Stored data
• • • •
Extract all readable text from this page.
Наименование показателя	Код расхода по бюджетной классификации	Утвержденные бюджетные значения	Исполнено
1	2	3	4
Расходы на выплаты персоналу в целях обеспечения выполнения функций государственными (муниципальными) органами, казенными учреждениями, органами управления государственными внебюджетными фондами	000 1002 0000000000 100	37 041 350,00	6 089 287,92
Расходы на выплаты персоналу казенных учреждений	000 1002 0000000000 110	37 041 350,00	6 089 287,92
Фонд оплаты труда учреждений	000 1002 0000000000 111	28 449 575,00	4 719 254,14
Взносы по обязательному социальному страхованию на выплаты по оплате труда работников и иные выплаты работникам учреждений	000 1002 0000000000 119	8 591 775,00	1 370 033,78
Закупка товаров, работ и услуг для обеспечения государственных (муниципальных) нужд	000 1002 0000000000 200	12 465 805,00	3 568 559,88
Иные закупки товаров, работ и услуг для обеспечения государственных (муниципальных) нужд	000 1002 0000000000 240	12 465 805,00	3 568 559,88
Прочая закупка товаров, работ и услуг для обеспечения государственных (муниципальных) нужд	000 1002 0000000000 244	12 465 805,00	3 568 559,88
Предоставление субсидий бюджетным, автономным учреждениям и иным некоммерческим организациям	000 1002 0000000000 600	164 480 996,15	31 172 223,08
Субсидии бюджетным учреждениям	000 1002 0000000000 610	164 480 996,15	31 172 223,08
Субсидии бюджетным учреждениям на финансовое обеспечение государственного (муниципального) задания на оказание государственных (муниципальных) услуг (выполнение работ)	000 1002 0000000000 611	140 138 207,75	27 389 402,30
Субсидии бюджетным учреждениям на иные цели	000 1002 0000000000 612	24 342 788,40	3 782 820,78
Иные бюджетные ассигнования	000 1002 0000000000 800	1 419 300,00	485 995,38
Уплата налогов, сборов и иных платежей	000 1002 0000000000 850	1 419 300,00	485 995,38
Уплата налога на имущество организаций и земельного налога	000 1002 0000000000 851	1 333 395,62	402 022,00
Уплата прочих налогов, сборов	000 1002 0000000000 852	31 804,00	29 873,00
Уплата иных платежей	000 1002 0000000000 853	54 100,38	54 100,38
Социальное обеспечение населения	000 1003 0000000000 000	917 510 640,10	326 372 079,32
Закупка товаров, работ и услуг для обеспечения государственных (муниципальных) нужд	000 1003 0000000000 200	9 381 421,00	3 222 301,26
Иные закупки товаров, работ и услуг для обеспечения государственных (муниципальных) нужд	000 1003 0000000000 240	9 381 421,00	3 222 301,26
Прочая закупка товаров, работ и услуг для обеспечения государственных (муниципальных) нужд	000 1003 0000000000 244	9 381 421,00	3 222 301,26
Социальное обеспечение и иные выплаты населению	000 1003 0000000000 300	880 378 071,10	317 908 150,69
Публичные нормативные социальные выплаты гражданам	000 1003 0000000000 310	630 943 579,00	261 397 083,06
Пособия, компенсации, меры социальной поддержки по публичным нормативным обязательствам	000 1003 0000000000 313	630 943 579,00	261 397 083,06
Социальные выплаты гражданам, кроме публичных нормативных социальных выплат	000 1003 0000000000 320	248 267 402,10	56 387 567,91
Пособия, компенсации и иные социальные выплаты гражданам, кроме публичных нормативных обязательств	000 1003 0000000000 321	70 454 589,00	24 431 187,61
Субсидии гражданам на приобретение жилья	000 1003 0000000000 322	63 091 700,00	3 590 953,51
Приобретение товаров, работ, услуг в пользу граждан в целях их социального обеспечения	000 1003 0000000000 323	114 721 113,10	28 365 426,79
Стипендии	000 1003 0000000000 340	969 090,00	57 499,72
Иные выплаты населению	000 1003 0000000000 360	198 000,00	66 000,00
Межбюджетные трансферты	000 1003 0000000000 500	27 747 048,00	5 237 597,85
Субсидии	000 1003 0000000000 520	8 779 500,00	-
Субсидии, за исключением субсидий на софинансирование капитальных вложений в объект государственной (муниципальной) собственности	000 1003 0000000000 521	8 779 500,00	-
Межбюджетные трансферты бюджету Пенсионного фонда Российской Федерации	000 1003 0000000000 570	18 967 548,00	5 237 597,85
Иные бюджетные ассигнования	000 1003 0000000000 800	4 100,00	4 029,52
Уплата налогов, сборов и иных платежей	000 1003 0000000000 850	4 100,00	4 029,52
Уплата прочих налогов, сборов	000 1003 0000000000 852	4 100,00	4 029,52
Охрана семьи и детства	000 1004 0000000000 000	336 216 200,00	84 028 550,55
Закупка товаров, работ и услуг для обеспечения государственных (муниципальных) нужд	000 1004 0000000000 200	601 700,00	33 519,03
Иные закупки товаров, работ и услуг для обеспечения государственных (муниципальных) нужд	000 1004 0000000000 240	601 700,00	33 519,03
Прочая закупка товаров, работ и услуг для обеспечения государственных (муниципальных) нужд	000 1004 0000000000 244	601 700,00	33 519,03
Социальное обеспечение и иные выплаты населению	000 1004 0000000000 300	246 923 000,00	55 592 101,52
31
• • • •
Instructions to follow
Copy the entries above exactly, leaving none out.

Complete output
Extract all readable text from this page.
Наименование показателя	Код расхода по бюджетной классификации	Утвержденные бюджетные значения	Исполнено
1	2	3	4
Расходы на выплаты персоналу в целях обеспечения выполнения функций государственными (муниципальными) органами, казенными учреждениями, органами управления государственными внебюджетными фондами	000 1002 0000000000 100	37 041 350,00	6 089 287,92
Расходы на выплаты персоналу казенных учреждений	000 1002 0000000000 110	37 041 350,00	6 089 287,92
Фонд оплаты труда учреждений	000 1002 0000000000 111	28 449 575,00	4 719 254,14
Взносы по обязательному социальному страхованию на выплаты по оплате труда работников и иные выплаты работникам учреждений	000 1002 0000000000 119	8 591 775,00	1 370 033,78
Закупка товаров, работ и услуг для обеспечения государственных (муниципальных) нужд	000 1002 0000000000 200	12 465 805,00	3 568 559,88
Иные закупки товаров, работ и услуг для обеспечения государственных (муниципальных) нужд	000 1002 0000000000 240	12 465 805,00	3 568 559,88
Прочая закупка товаров, работ и услуг для обеспечения государственных (муниципальных) нужд	000 1002 0000000000 244	12 465 805,00	3 568 559,88
Предоставление субсидий бюджетным, автономным учреждениям и иным некоммерческим организациям	000 1002 0000000000 600	164 480 996,15	31 172 223,08
Субсидии бюджетным учреждениям	000 1002 0000000000 610	164 480 996,15	31 172 223,08
Субсидии бюджетным учреждениям на финансовое обеспечение государственного (муниципального) задания на оказание государственных (муниципальных) услуг (выполнение работ)	000 1002 0000000000 611	140 138 207,75	27 389 402,30
Субсидии бюджетным учреждениям на иные цели	000 1002 0000000000 612	24 342 788,40	3 782 820,78
Иные бюджетные ассигнования	000 1002 0000000000 800	1 419 300,00	485 995,38
Уплата налогов, сборов и иных платежей	000 1002 0000000000 850	1 419 300,00	485 995,38
Уплата налога на имущество организаций и земельного налога	000 1002 0000000000 851	1 333 395,62	402 022,00
Уплата прочих налогов, сборов	000 1002 0000000000 852	31 804,00	29 873,00
Уплата иных платежей	000 1002 0000000000 853	54 100,38	54 100,38
Социальное обеспечение населения	000 1003 0000000000 000	917 510 640,10	326 372 079,32
Закупка товаров, работ и услуг для обеспечения государственных (муниципальных) нужд	000 1003 0000000000 200	9 381 421,00	3 222 301,26
Иные закупки товаров, работ и услуг для обеспечения государственных (муниципальных) нужд	000 1003 0000000000 240	9 381 421,00	3 222 301,26
Прочая закупка товаров, работ и услуг для обеспечения государственных (муниципальных) нужд	000 1003 0000000000 244	9 381 421,00	3 222 301,26
Социальное обеспечение и иные выплаты населению	000 1003 0000000000 300	880 378 071,10	317 908 150,69
Публичные нормативные социальные выплаты гражданам	000 1003 0000000000 310	630 943 579,00	261 397 083,06
Пособия, компенсации, меры социальной поддержки по публичным нормативным обязательствам	000 1003 0000000000 313	630 943 579,00	261 397 083,06
Социальные выплаты гражданам, кроме публичных нормативных социальных выплат	000 1003 0000000000 320	248 267 402,10	56 387 567,91
Пособия, компенсации и иные социальные выплаты гражданам, кроме публичных нормативных обязательств	000 1003 0000000000 321	70 454 589,00	24 431 187,61
Субсидии гражданам на приобретение жилья	000 1003 0000000000 322	63 091 700,00	3 590 953,51
Приобретение товаров, работ, услуг в пользу граждан в целях их социального обеспечения	000 1003 0000000000 323	114 721 113,10	28 365 426,79
Стипендии	000 1003 0000000000 340	969 090,00	57 499,72
Иные выплаты населению	000 1003 0000000000 360	198 000,00	66 000,00
Межбюджетные трансферты	000 1003 0000000000 500	27 747 048,00	5 237 597,85
Субсидии	000 1003 0000000000 520	8 779 500,00	-
Субсидии, за исключением субсидий на софинансирование капитальных вложений в объект государственной (муниципальной) собственности	000 1003 0000000000 521	8 779 500,00	-
Межбюджетные трансферты бюджету Пенсионного фонда Российской Федерации	000 1003 0000000000 570	18 967 548,00	5 237 597,85
Иные бюджетные ассигнования	000 1003 0000000000 800	4 100,00	4 029,52
Уплата налогов, сборов и иных платежей	000 1003 0000000000 850	4 100,00	4 029,52
Уплата прочих налогов, сборов	000 1003 0000000000 852	4 100,00	4 029,52
Охрана семьи и детства	000 1004 0000000000 000	336 216 200,00	84 028 550,55
Закупка товаров, работ и услуг для обеспечения государственных (муниципальных) нужд	000 1004 0000000000 200	601 700,00	33 519,03
Иные закупки товаров, работ и услуг для обеспечения государственных (муниципальных) нужд	000 1004 0000000000 240	601 700,00	33 519,03
Прочая закупка товаров, работ и услуг для обеспечения государственных (муниципальных) нужд	000 1004 0000000000 244	601 700,00	33 519,03
Социальное обеспечение и иные выплаты населению	000 1004 0000000000 300	246 923 000,00	55 592 101,52
31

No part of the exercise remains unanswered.